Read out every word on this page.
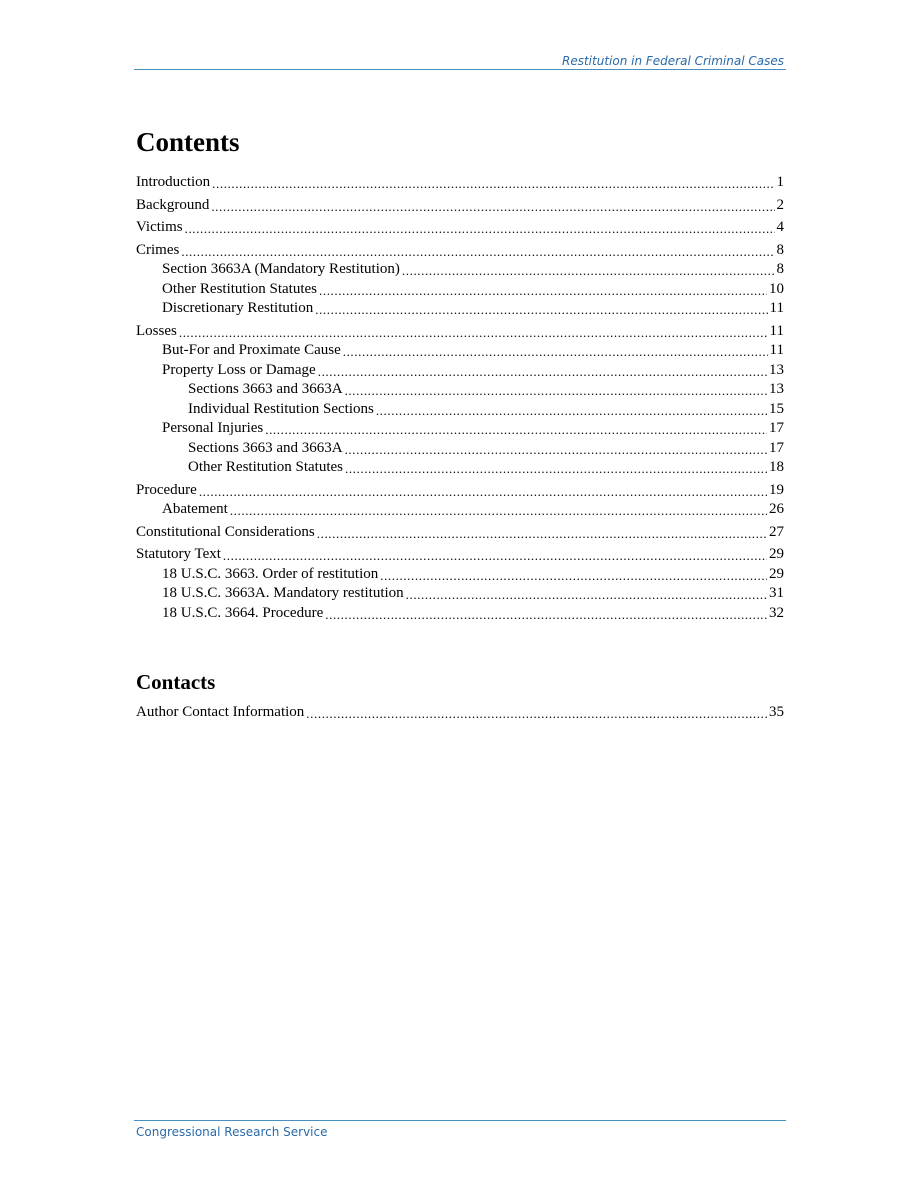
Restitution in Federal Criminal Cases
Contents
Introduction .....	1
Background .....	2
Victims .....	4
Crimes .....	8
Section 3663A (Mandatory Restitution) .....	8
Other Restitution Statutes .....	10
Discretionary Restitution .....	11
Losses .....	11
But-For and Proximate Cause .....	11
Property Loss or Damage .....	13
Sections 3663 and 3663A .....	13
Individual Restitution Sections .....	15
Personal Injuries .....	17
Sections 3663 and 3663A .....	17
Other Restitution Statutes .....	18
Procedure .....	19
Abatement .....	26
Constitutional Considerations .....	27
Statutory Text .....	29
18 U.S.C. 3663. Order of restitution .....	29
18 U.S.C. 3663A. Mandatory restitution .....	31
18 U.S.C. 3664. Procedure .....	32
Contacts
Author Contact Information .....	35
Congressional Research Service
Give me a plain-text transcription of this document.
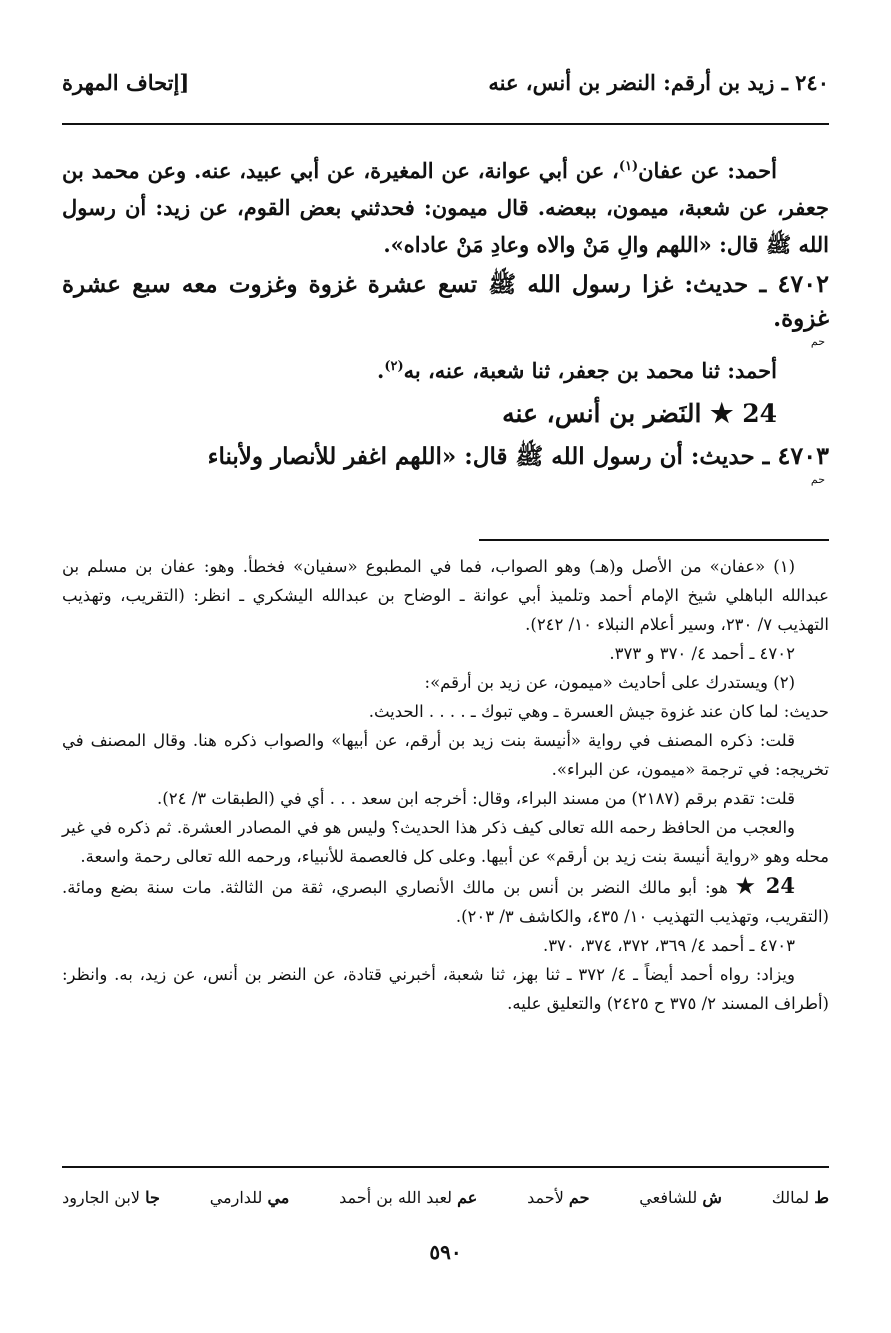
٢٤٠ ـ زيد بن أرقم: النضر بن أنس، عنه
[إتحاف المهرة

أحمد: عن عفان$^{(١)}$، عن أبي عوانة، عن المغيرة، عن أبي عبيد، عنه. وعن محمد بن جعفر، عن شعبة، ميمون، ببعضه. قال ميمون: فحدثني بعض القوم، عن زيد: أن رسول الله ﷺ قال: «اللهم والِ مَنْ والاه وعادِ مَنْ عاداه».

٤٧٠٢ ـ حديث: غزا رسول الله ﷺ تسع عشرة غزوة وغزوت معه سبع عشرة غزوة.
حم

أحمد: ثنا محمد بن جعفر، ثنا شعبة، عنه، به$^{(٢)}$.

24 ★ النَضر بن أنس، عنه
٤٧٠٣ ـ حديث: أن رسول الله ﷺ قال: «اللهم اغفر للأنصار ولأبناء
حم

(١) «عفان» من الأصل و(هـ) وهو الصواب، فما في المطبوع «سفيان» فخطأ. وهو: عفان بن مسلم بن عبدالله الباهلي شيخ الإمام أحمد وتلميذ أبي عوانة ـ الوضاح بن عبدالله اليشكري ـ انظر: (التقريب، وتهذيب التهذيب ٧/ ٢٣٠، وسير أعلام النبلاء ١٠/ ٢٤٢).

٤٧٠٢ ـ أحمد ٤/ ٣٧٠ و ٣٧٣.

(٢) ويستدرك على أحاديث «ميمون، عن زيد بن أرقم»:

حديث: لما كان عند غزوة جيش العسرة ـ وهي تبوك ـ . . . . الحديث.

قلت: ذكره المصنف في رواية «أنيسة بنت زيد بن أرقم، عن أبيها» والصواب ذكره هنا. وقال المصنف في تخريجه: في ترجمة «ميمون، عن البراء».

قلت: تقدم برقم (٢١٨٧) من مسند البراء، وقال: أخرجه ابن سعد . . . أي في (الطبقات ٣/ ٢٤).

والعجب من الحافظ رحمه الله تعالى كيف ذكر هذا الحديث؟ وليس هو في المصادر العشرة. ثم ذكره في غير محله وهو «رواية أنيسة بنت زيد بن أرقم» عن أبيها. وعلى كل فالعصمة للأنبياء، ورحمه الله تعالى رحمة واسعة.

24 ★ هو: أبو مالك النضر بن أنس بن مالك الأنصاري البصري، ثقة من الثالثة. مات سنة بضع ومائة. (التقريب، وتهذيب التهذيب ١٠/ ٤٣٥، والكاشف ٣/ ٢٠٣).

٤٧٠٣ ـ أحمد ٤/ ٣٦٩، ٣٧٢، ٣٧٤، ٣٧٠.

ويزاد: رواه أحمد أيضاً ـ ٤/ ٣٧٢ ـ ثنا بهز، ثنا شعبة، أخبرني قتادة، عن النضر بن أنس، عن زيد، به. وانظر: (أطراف المسند ٢/ ٣٧٥ ح ٢٤٢٥) والتعليق عليه.

ط لمالك
ش للشافعي
حم لأحمد
عم لعبد الله بن أحمد
مي للدارمي
جا لابن الجارود
٥٩٠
* * * * * * * * *
▶ [YOUR GOAL] Quote the records above in full, dropping each picture.

▶ [EXERCISE RESULT]
Read out every word on this page.
Restitution in Federal Criminal Cases
Contents
Introduction .....	1
Background .....	2
Victims .....	4
Crimes .....	8
Section 3663A (Mandatory Restitution) .....	8
Other Restitution Statutes .....	10
Discretionary Restitution .....	11
Losses .....	11
But-For and Proximate Cause .....	11
Property Loss or Damage .....	13
Sections 3663 and 3663A .....	13
Individual Restitution Sections .....	15
Personal Injuries .....	17
Sections 3663 and 3663A .....	17
Other Restitution Statutes .....	18
Procedure .....	19
Abatement .....	26
Constitutional Considerations .....	27
Statutory Text .....	29
18 U.S.C. 3663. Order of restitution .....	29
18 U.S.C. 3663A. Mandatory restitution .....	31
18 U.S.C. 3664. Procedure .....	32
Contacts
Author Contact Information .....	35
Congressional Research Service
Give me a plain-text transcription of this document.
٢٤٠ ـ زيد بن أرقم: النضر بن أنس، عنه
[إتحاف المهرة

أحمد: عن عفان$^{(١)}$، عن أبي عوانة، عن المغيرة، عن أبي عبيد، عنه. وعن محمد بن جعفر، عن شعبة، ميمون، ببعضه. قال ميمون: فحدثني بعض القوم، عن زيد: أن رسول الله ﷺ قال: «اللهم والِ مَنْ والاه وعادِ مَنْ عاداه».

٤٧٠٢ ـ حديث: غزا رسول الله ﷺ تسع عشرة غزوة وغزوت معه سبع عشرة غزوة.
حم

أحمد: ثنا محمد بن جعفر، ثنا شعبة، عنه، به$^{(٢)}$.

24 ★ النَضر بن أنس، عنه
٤٧٠٣ ـ حديث: أن رسول الله ﷺ قال: «اللهم اغفر للأنصار ولأبناء
حم

(١) «عفان» من الأصل و(هـ) وهو الصواب، فما في المطبوع «سفيان» فخطأ. وهو: عفان بن مسلم بن عبدالله الباهلي شيخ الإمام أحمد وتلميذ أبي عوانة ـ الوضاح بن عبدالله اليشكري ـ انظر: (التقريب، وتهذيب التهذيب ٧/ ٢٣٠، وسير أعلام النبلاء ١٠/ ٢٤٢).

٤٧٠٢ ـ أحمد ٤/ ٣٧٠ و ٣٧٣.

(٢) ويستدرك على أحاديث «ميمون، عن زيد بن أرقم»:

حديث: لما كان عند غزوة جيش العسرة ـ وهي تبوك ـ . . . . الحديث.

قلت: ذكره المصنف في رواية «أنيسة بنت زيد بن أرقم، عن أبيها» والصواب ذكره هنا. وقال المصنف في تخريجه: في ترجمة «ميمون، عن البراء».

قلت: تقدم برقم (٢١٨٧) من مسند البراء، وقال: أخرجه ابن سعد . . . أي في (الطبقات ٣/ ٢٤).

والعجب من الحافظ رحمه الله تعالى كيف ذكر هذا الحديث؟ وليس هو في المصادر العشرة. ثم ذكره في غير محله وهو «رواية أنيسة بنت زيد بن أرقم» عن أبيها. وعلى كل فالعصمة للأنبياء، ورحمه الله تعالى رحمة واسعة.

24 ★ هو: أبو مالك النضر بن أنس بن مالك الأنصاري البصري، ثقة من الثالثة. مات سنة بضع ومائة. (التقريب، وتهذيب التهذيب ١٠/ ٤٣٥، والكاشف ٣/ ٢٠٣).

٤٧٠٣ ـ أحمد ٤/ ٣٦٩، ٣٧٢، ٣٧٤، ٣٧٠.

ويزاد: رواه أحمد أيضاً ـ ٤/ ٣٧٢ ـ ثنا بهز، ثنا شعبة، أخبرني قتادة، عن النضر بن أنس، عن زيد، به. وانظر: (أطراف المسند ٢/ ٣٧٥ ح ٢٤٢٥) والتعليق عليه.

ط لمالك
ش للشافعي
حم لأحمد
عم لعبد الله بن أحمد
مي للدارمي
جا لابن الجارود
٥٩٠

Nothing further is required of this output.